What to work on –
Hunt for the word "Economic" across the entries below, copying each line that holds it.

++++ The input

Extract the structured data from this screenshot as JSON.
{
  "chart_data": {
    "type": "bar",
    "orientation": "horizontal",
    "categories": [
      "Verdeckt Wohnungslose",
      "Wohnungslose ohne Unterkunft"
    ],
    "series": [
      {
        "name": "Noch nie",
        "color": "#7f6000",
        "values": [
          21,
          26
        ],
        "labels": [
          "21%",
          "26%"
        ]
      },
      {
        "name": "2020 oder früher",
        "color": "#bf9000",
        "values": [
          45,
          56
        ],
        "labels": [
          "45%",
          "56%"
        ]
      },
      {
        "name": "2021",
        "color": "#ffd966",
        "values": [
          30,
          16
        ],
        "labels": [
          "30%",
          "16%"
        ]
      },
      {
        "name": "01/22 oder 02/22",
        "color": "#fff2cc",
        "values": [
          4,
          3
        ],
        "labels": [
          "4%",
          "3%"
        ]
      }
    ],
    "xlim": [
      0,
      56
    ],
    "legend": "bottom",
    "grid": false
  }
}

++++++++
++++ The input

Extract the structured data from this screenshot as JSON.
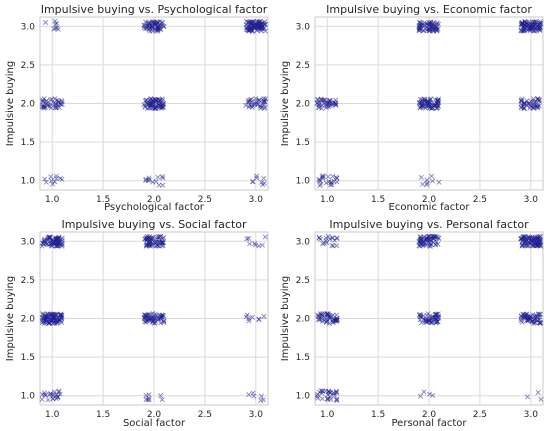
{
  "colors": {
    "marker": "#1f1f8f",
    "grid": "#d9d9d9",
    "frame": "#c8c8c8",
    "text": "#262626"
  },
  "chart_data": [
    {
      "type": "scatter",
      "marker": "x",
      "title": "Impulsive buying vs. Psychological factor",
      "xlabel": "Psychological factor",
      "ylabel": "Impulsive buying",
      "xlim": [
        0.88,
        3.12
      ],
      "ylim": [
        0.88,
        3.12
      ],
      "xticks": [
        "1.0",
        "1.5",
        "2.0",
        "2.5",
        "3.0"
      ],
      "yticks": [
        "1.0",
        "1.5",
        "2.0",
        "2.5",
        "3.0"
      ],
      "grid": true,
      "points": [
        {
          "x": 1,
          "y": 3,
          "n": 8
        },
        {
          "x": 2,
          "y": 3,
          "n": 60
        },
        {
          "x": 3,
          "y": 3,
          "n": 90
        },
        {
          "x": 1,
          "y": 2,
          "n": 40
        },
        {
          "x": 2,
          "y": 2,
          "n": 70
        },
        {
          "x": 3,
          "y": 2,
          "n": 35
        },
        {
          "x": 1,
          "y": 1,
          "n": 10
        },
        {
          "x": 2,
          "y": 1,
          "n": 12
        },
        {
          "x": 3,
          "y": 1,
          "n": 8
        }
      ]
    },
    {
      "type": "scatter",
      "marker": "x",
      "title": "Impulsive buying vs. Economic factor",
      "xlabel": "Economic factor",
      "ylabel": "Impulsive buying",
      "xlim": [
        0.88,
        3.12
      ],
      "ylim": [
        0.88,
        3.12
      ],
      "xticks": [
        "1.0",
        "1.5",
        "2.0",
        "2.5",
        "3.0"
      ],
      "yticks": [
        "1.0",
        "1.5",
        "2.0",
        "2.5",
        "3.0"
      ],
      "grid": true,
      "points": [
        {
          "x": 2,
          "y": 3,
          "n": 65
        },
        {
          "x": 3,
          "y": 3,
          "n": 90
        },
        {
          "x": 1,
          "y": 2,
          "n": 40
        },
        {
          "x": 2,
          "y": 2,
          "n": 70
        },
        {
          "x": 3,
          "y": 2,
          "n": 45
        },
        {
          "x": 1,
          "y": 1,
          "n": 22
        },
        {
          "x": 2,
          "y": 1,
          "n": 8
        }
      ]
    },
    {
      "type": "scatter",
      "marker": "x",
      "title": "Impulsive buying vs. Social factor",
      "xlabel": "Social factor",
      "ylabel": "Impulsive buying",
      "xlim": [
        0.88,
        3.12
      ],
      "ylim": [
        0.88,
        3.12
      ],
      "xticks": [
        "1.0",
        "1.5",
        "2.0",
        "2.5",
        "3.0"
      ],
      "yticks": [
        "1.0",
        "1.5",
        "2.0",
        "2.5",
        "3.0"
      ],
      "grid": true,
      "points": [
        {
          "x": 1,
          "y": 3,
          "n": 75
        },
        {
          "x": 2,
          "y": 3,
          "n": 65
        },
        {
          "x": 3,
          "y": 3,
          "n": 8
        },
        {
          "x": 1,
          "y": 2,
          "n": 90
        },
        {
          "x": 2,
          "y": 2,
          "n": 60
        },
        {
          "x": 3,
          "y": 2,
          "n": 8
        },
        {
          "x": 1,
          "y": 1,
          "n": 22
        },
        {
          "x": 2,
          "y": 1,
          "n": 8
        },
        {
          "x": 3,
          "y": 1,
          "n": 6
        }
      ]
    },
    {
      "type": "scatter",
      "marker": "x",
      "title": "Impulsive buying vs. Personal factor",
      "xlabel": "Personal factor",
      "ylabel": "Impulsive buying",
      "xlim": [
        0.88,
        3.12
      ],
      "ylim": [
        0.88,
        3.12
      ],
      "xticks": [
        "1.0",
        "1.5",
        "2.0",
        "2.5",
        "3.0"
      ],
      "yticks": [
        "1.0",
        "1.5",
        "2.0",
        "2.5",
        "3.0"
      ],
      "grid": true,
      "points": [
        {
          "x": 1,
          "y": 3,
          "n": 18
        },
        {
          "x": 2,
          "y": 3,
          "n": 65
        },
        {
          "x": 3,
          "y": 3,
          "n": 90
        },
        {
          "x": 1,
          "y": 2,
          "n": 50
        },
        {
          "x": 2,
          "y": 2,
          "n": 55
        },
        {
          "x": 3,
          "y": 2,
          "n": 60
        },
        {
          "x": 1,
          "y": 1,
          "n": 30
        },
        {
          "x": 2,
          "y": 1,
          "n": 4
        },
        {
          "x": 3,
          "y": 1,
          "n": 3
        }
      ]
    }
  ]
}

++++++++

Answer to the exercise –
      "title": "Impulsive buying vs. Economic factor",
      "xlabel": "Economic factor",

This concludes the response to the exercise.